* Begin Input records *

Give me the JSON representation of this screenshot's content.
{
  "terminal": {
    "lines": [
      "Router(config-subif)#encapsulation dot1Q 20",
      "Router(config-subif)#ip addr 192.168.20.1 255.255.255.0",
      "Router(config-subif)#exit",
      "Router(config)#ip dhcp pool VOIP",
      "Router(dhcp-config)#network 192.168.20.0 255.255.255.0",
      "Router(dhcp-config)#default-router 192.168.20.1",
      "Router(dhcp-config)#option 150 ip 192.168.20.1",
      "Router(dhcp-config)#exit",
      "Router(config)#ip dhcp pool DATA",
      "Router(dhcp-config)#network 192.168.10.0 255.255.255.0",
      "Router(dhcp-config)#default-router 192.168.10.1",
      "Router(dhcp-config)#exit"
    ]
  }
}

* End Input records *

→ Stated exercise
The entries above should be repeated exactly, every one of them.

→ Written response
Give me the JSON representation of this screenshot's content.
{
  "terminal": {
    "lines": [
      "Router(config-subif)#encapsulation dot1Q 20",
      "Router(config-subif)#ip addr 192.168.20.1 255.255.255.0",
      "Router(config-subif)#exit",
      "Router(config)#ip dhcp pool VOIP",
      "Router(dhcp-config)#network 192.168.20.0 255.255.255.0",
      "Router(dhcp-config)#default-router 192.168.20.1",
      "Router(dhcp-config)#option 150 ip 192.168.20.1",
      "Router(dhcp-config)#exit",
      "Router(config)#ip dhcp pool DATA",
      "Router(dhcp-config)#network 192.168.10.0 255.255.255.0",
      "Router(dhcp-config)#default-router 192.168.10.1",
      "Router(dhcp-config)#exit"
    ]
  }
}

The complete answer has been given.